» **Task**
Repeat each line word for word.

··· Records for this exercise ···

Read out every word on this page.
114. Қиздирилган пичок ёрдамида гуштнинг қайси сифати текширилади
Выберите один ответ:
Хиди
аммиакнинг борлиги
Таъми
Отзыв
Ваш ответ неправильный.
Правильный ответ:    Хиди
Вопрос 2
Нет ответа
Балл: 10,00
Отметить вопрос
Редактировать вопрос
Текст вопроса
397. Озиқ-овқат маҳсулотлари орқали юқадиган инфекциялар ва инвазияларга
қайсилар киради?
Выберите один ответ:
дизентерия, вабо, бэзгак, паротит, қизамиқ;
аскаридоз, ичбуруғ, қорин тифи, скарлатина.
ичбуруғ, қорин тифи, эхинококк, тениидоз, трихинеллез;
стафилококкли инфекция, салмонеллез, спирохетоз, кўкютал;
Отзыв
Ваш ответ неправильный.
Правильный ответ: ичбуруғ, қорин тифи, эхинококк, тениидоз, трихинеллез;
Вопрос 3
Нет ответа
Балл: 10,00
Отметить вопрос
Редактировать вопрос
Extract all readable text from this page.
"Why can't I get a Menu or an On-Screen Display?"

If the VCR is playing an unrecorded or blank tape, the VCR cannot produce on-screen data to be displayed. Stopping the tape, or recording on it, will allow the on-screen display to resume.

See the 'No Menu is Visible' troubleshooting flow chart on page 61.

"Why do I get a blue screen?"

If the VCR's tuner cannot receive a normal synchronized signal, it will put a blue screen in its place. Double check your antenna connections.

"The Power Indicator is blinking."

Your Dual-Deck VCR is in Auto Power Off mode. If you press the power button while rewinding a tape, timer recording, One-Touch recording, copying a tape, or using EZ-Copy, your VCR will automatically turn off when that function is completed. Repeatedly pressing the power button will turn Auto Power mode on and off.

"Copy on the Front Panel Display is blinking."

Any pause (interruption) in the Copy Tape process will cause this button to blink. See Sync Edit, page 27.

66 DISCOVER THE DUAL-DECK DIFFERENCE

···

» **Full solution**
Read out every word on this page.
114. Қиздирилган пичок ёрдамида гуштнинг қайси сифати текширилади
Выберите один ответ:
Хиди
аммиакнинг борлиги
Таъми
Отзыв
Ваш ответ неправильный.
Правильный ответ:    Хиди
Вопрос 2
Нет ответа
Балл: 10,00
Отметить вопрос
Редактировать вопрос
Текст вопроса
397. Озиқ-овқат маҳсулотлари орқали юқадиган инфекциялар ва инвазияларга
қайсилар киради?
Выберите один ответ:
дизентерия, вабо, бэзгак, паротит, қизамиқ;
аскаридоз, ичбуруғ, қорин тифи, скарлатина.
ичбуруғ, қорин тифи, эхинококк, тениидоз, трихинеллез;
стафилококкли инфекция, салмонеллез, спирохетоз, кўкютал;
Отзыв
Ваш ответ неправильный.
Правильный ответ: ичбуруғ, қорин тифи, эхинококк, тениидоз, трихинеллез;
Вопрос 3
Нет ответа
Балл: 10,00
Отметить вопрос
Редактировать вопрос
Extract all readable text from this page.
"Why can't I get a Menu or an On-Screen Display?"

If the VCR is playing an unrecorded or blank tape, the VCR cannot produce on-screen data to be displayed. Stopping the tape, or recording on it, will allow the on-screen display to resume.

See the 'No Menu is Visible' troubleshooting flow chart on page 61.

"Why do I get a blue screen?"

If the VCR's tuner cannot receive a normal synchronized signal, it will put a blue screen in its place. Double check your antenna connections.

"The Power Indicator is blinking."

Your Dual-Deck VCR is in Auto Power Off mode. If you press the power button while rewinding a tape, timer recording, One-Touch recording, copying a tape, or using EZ-Copy, your VCR will automatically turn off when that function is completed. Repeatedly pressing the power button will turn Auto Power mode on and off.

"Copy on the Front Panel Display is blinking."

Any pause (interruption) in the Copy Tape process will cause this button to blink. See Sync Edit, page 27.

66 DISCOVER THE DUAL-DECK DIFFERENCE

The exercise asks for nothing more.